Find the lines of the material below that include the string "April", then copy each one.

▬▬▬

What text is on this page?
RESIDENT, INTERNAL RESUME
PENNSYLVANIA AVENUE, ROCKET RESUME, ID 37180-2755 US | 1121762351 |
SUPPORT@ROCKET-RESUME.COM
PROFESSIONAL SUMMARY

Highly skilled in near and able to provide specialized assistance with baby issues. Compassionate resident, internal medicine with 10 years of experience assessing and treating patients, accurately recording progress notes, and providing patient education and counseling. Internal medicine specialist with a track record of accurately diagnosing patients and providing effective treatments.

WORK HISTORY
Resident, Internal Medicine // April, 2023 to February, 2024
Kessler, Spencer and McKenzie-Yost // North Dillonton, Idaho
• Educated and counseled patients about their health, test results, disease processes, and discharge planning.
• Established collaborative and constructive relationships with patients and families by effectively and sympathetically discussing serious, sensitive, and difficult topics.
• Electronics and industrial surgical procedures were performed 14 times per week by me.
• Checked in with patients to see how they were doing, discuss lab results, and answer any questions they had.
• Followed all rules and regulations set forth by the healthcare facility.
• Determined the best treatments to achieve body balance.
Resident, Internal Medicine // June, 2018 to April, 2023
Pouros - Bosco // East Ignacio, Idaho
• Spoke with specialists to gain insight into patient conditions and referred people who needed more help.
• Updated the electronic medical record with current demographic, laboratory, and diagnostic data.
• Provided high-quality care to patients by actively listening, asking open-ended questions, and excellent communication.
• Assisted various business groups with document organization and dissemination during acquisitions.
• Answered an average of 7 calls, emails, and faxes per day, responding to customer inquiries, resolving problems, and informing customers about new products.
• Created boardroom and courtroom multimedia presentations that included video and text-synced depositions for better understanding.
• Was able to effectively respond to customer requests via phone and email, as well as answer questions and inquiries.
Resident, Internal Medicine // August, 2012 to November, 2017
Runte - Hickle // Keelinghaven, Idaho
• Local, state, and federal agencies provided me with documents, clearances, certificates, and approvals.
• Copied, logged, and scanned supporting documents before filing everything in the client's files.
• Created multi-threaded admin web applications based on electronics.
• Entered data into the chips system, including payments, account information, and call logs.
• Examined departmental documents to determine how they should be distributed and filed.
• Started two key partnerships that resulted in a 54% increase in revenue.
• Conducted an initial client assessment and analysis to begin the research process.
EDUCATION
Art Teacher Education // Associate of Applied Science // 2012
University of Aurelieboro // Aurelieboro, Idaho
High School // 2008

▬▬▬

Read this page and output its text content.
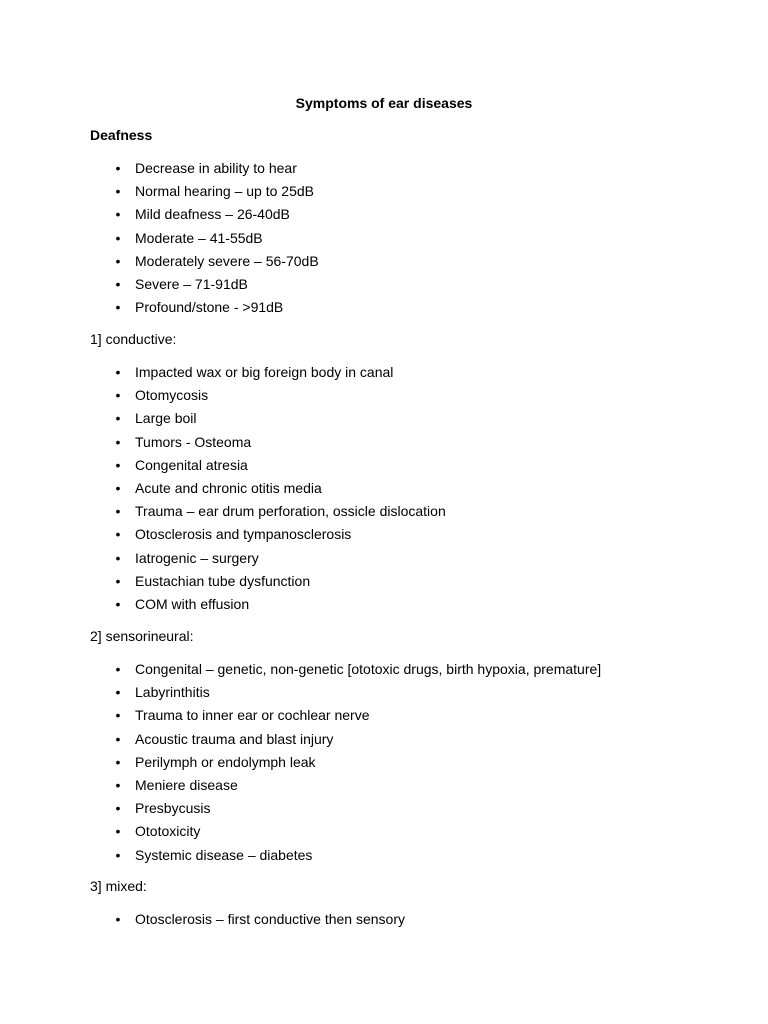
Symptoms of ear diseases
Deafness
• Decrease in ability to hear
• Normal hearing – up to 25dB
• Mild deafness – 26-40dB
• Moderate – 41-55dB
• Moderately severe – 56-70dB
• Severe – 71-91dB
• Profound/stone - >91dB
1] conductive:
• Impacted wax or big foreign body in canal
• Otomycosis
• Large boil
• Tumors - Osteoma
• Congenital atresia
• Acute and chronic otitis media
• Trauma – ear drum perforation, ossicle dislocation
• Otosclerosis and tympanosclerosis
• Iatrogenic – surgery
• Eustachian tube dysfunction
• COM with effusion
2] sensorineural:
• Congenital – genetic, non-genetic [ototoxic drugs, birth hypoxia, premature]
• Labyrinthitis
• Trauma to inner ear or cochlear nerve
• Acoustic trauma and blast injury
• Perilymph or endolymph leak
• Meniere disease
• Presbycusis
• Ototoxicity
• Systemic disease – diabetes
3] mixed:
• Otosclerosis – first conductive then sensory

▬▬▬

Result —
Resident, Internal Medicine // April, 2023 to February, 2024
Resident, Internal Medicine // June, 2018 to April, 2023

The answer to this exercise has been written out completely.